TASK TO COMPLETE
Across the entries below, how many lines contain the string "value"? Give only the count.

(Entries from a visual dataset)
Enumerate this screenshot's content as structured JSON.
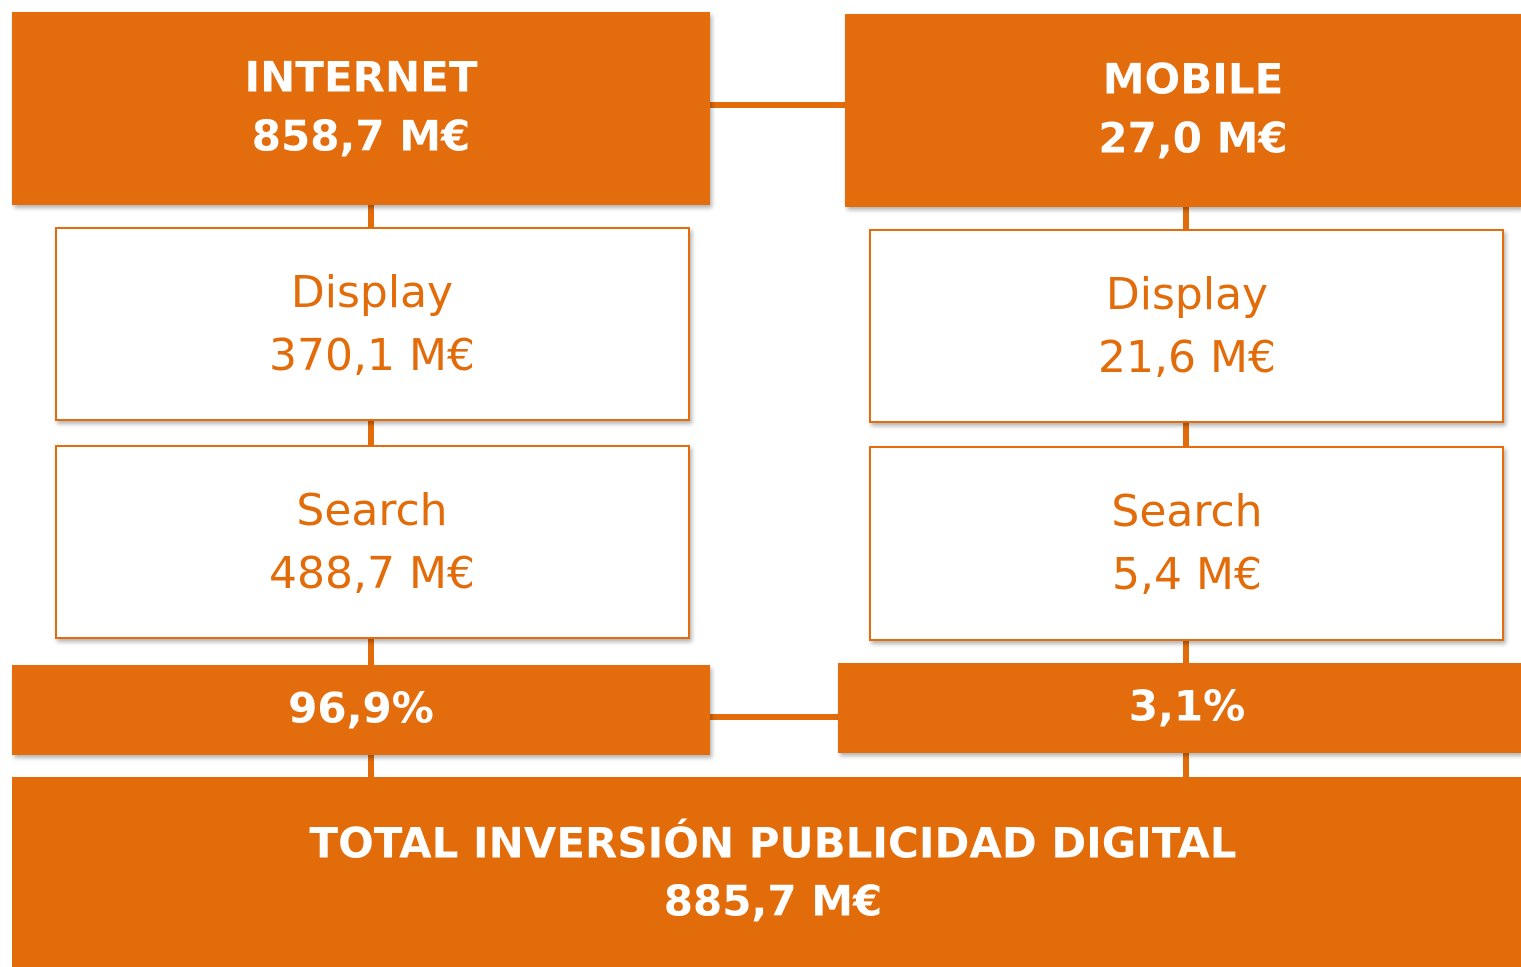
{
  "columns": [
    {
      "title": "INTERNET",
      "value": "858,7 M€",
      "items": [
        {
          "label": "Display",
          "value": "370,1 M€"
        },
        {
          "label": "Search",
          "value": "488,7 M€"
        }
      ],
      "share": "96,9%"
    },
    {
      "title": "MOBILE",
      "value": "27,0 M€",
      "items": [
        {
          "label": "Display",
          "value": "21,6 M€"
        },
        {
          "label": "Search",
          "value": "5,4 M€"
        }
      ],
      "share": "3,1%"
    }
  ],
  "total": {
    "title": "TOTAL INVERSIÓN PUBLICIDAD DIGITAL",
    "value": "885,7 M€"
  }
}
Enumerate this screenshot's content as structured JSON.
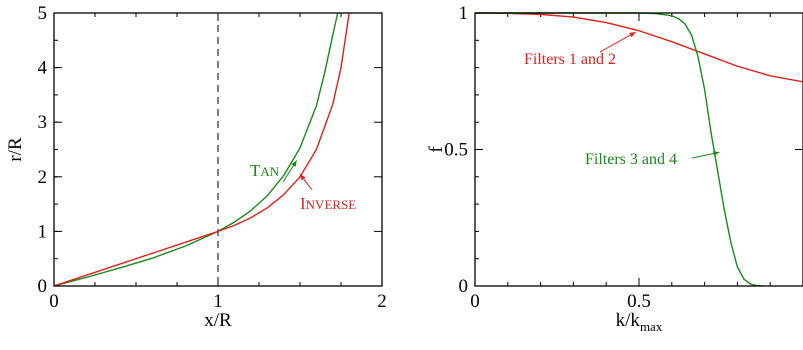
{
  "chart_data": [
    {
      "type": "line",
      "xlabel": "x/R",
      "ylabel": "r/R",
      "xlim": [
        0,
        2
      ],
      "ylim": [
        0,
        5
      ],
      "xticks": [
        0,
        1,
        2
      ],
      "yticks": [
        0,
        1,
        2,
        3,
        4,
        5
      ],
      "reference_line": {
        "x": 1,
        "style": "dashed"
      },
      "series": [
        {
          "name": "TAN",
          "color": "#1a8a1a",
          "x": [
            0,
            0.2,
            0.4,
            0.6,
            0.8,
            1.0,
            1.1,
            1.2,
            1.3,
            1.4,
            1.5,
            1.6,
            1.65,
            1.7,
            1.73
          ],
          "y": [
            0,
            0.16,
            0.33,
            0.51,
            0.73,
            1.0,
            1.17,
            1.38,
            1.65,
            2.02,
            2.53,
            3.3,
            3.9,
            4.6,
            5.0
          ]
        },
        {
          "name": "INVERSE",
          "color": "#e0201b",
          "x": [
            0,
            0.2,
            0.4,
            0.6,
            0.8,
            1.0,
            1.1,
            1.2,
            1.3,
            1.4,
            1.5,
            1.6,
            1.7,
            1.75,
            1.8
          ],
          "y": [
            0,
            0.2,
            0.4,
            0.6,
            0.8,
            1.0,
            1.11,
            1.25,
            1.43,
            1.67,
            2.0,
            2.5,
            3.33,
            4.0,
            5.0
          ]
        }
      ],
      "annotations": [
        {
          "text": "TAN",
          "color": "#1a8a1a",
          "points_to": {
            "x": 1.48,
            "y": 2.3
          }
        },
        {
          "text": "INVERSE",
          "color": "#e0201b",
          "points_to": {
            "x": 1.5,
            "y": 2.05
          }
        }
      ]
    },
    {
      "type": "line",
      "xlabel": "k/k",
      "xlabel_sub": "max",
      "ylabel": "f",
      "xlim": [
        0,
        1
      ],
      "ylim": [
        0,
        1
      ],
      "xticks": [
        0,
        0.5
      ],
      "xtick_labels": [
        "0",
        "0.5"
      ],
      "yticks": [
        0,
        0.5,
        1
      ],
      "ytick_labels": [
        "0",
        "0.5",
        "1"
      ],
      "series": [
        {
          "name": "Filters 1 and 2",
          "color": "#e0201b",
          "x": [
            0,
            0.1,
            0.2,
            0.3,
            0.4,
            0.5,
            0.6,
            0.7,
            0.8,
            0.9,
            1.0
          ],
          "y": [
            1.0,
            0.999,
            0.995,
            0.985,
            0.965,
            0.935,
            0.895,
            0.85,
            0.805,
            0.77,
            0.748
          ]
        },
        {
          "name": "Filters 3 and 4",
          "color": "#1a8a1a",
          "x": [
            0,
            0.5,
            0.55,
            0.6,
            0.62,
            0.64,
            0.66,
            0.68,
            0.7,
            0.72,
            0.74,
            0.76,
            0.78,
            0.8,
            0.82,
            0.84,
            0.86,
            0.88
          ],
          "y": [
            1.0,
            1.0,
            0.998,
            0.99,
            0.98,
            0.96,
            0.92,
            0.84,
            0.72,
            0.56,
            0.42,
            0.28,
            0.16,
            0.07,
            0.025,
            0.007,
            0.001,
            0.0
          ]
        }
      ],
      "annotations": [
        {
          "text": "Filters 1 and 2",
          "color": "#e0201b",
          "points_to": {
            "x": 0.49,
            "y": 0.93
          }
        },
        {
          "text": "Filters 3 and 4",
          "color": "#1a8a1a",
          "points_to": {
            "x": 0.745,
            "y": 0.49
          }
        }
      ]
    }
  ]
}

THE RESPONSE
7